JOB> Can you retype every record below exactly as written?

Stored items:
**********

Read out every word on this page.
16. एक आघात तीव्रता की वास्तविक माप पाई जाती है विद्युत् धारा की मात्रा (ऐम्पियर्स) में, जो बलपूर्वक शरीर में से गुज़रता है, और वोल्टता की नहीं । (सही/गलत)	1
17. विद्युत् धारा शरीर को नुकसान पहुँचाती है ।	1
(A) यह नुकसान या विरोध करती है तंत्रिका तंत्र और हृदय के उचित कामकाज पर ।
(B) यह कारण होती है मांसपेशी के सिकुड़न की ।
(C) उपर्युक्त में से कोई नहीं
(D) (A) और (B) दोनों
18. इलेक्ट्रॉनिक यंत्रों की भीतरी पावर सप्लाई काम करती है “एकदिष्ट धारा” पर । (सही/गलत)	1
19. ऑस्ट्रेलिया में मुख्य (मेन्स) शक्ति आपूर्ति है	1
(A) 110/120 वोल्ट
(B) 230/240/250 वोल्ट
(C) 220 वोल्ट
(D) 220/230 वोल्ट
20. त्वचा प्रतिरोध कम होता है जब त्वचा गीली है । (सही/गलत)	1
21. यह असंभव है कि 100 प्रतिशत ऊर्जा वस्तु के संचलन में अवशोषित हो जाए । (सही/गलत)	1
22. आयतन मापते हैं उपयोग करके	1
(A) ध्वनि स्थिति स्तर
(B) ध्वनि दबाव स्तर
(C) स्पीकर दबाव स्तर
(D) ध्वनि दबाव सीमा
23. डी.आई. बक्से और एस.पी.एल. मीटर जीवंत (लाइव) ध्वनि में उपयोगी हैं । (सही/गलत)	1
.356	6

**********

REPLY>
Read out every word on this page.
16. एक आघात तीव्रता की वास्तविक माप पाई जाती है विद्युत् धारा की मात्रा (ऐम्पियर्स) में, जो बलपूर्वक शरीर में से गुज़रता है, और वोल्टता की नहीं । (सही/गलत)	1
17. विद्युत् धारा शरीर को नुकसान पहुँचाती है ।	1
(A) यह नुकसान या विरोध करती है तंत्रिका तंत्र और हृदय के उचित कामकाज पर ।
(B) यह कारण होती है मांसपेशी के सिकुड़न की ।
(C) उपर्युक्त में से कोई नहीं
(D) (A) और (B) दोनों
18. इलेक्ट्रॉनिक यंत्रों की भीतरी पावर सप्लाई काम करती है “एकदिष्ट धारा” पर । (सही/गलत)	1
19. ऑस्ट्रेलिया में मुख्य (मेन्स) शक्ति आपूर्ति है	1
(A) 110/120 वोल्ट
(B) 230/240/250 वोल्ट
(C) 220 वोल्ट
(D) 220/230 वोल्ट
20. त्वचा प्रतिरोध कम होता है जब त्वचा गीली है । (सही/गलत)	1
21. यह असंभव है कि 100 प्रतिशत ऊर्जा वस्तु के संचलन में अवशोषित हो जाए । (सही/गलत)	1
22. आयतन मापते हैं उपयोग करके	1
(A) ध्वनि स्थिति स्तर
(B) ध्वनि दबाव स्तर
(C) स्पीकर दबाव स्तर
(D) ध्वनि दबाव सीमा
23. डी.आई. बक्से और एस.पी.एल. मीटर जीवंत (लाइव) ध्वनि में उपयोगी हैं । (सही/गलत)	1
.356	6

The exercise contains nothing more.